* [Work to be completed]
In the text on cannabis clinical trial demographics, list every racial group reported for the 2015–2022 "prior cannabis exposure" subgroup, with its participant count and percentage.

* [Text segment]

____

Participant demographics from cannabis clinical trials including only healthy participants with prior cannabis exposure published in 2015–2022
Within the above described “prior cannabis exposure” cohort, 10 manuscripts were published between 2000 and 2014. Removing those, a final subgroup was created including “prior cannabis exposure” participants that were published between 2015 and 2022, see eSupplement Table S4. This group included 16 works16,43,44,45,46,48,52,53,54,56,57,58,59,60,64,67 and 545 participants that should be most similar to the demographic characteristics of NSDUH “past-month” cannabis use survey results. Within this group, 297 (69.9%) participants were male. Race was reported for 187 participants including those who identified as White (140, 74.9%), Black (17, 9.1%), Asian (7, 3.7%), two or more races (9, 4.8%), Native American (1, 0.5%), or "other" (3, 1.6%). The distribution of racial groups (when available) included in cannabis clinical trials reporting pharmacokinetics and/or pharmacodynamics models are shown in Fig. 3B. It must be noted that the NSDUH requires respondents to select their race and ethnicity simultaneously whereas clinical trial studies that reported these details treated race and ethnicity as separate, overlapping entities. Therefore, Hispanic ethnicity totals were not included in Fig. 3B as only 3 publications45,48,60 reported the participant’s ethnicity, including 78 total participants and 10 (12.8%) who identified as Hispanic. Participant ages were primarily reported as minimum to maximum age ranges. The range of minimum ages was 15–29 years old, with an average minimum age of 21.2 years old. The range of maximum ages was 25–52 years old, with an average maximum age of 35.7 years old.
Discussion
This is the first study to compare the NSDUH demographics of people reporting “past-month” cannabis use to cannabis clinical trial participants. The main finding of this study is that demographics of those reporting “past-month” cannabis use are quite diverse, with significant prevalence increases between 2002 and 2021 in older Americans, women, and historically underrepresented groups. However, cannabis clinical trial participants continue to be majority White males in their 20s and 30s. Literature published recently (2015–2022) have included more women and racial minorities compared to literature from 2000–2014. However, this chasm between the demographics of people reporting recent cannabis use and clinical trial participants is concerning. It is well known that demographic differences are an important factor in interpersonal variability in the pharmacokinetics and pharmacodynamics of a substance71. Therefore, any pharmacokinetics or pharmacodynamics models generated from these cannabis clinical trials may not be generalizable to the increasingly diverse population of people who use cannabis.
Over the past 18 years, the prevalence of “past-month” cannabis use increased across all age categories except 12–17-year-olds. While decreasing prevalence of “past-month” cannabis use in the pediatric population is encouraging, significant increases in other age groups warrants increased awareness and scientific inquiry. Increases in “past-month” cannabis use prevalence was not evenly distributed across all age groups considered. For example, “past-month” cannabis use prevalence increased 50.9% in 18–25-year-olds from 2002 to 2021 whereas the increase was 224.9% in 26–34 and 148.0% in 35–49-year-olds. Increases were even larger for 50–64-year-olds at 472.4% and use by those aged 65 and older increased an astonishing 2,066.1%. Significant increases in “past-month” cannabis use by older Americans has not received a commiserate increase in research interest and clinical investigation72,73,74. In cannabis clinical trials, age ranges were reported for most participants (94.0%), but detailed age information down to the decade was only reported on some (15.6%) participants. Furthermore, removal of patient participant works reduced the overall age range of participants included in studies. Pharmacokinetics and pharmacodynamics clinical trials are inherently limited by small sample size and stringent inclusion and exclusion criteria. Despite these limitations, the rapid expansion of “past-month” cannabis use by adults aged 50 and older warrants additional clinical investigation.

____

* [Entries shown]
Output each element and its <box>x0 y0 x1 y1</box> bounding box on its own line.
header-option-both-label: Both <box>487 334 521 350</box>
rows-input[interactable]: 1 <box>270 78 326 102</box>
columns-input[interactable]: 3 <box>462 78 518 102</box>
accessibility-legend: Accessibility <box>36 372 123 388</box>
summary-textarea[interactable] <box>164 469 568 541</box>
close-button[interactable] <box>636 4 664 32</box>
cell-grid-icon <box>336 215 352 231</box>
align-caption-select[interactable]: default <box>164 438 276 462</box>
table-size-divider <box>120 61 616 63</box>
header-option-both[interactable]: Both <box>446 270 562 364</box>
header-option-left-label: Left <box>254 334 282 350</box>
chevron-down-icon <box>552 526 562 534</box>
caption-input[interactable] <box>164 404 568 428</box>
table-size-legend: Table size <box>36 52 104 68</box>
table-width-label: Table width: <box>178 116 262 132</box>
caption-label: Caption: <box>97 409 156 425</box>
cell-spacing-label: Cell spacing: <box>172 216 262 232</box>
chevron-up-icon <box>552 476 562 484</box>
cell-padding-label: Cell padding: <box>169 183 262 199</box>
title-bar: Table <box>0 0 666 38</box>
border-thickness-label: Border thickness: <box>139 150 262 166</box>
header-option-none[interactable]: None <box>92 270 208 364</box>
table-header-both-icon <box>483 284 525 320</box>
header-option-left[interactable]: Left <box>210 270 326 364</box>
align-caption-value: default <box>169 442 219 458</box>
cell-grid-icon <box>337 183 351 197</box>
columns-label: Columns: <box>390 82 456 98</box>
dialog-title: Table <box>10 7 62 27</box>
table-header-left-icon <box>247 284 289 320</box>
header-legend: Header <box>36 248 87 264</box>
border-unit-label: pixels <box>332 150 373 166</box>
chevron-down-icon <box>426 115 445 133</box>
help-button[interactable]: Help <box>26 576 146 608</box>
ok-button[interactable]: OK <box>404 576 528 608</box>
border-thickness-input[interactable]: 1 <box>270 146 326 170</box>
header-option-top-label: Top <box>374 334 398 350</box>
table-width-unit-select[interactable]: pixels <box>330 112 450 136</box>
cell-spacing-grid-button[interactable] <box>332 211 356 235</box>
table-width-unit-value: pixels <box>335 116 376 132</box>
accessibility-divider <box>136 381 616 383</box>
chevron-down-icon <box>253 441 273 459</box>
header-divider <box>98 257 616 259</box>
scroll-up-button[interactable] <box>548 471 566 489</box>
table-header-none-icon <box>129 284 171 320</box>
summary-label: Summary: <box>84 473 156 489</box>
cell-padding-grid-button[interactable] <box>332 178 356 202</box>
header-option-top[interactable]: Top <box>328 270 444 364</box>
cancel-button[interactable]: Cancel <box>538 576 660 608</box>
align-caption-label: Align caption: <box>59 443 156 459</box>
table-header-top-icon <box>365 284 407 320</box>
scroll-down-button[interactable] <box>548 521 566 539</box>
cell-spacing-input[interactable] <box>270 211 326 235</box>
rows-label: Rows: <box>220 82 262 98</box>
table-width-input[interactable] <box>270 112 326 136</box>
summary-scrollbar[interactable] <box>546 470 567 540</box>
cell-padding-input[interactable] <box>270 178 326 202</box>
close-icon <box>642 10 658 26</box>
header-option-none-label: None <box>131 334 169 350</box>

____

* [Solution to this exercise]
- White: 140 (74.9%)
- Black: 17 (9.1%)
- Asian: 7 (3.7%)
- Two or more races: 9 (4.8%)
- Native American: 1 (0.5%)
- "Other": 3 (1.6%)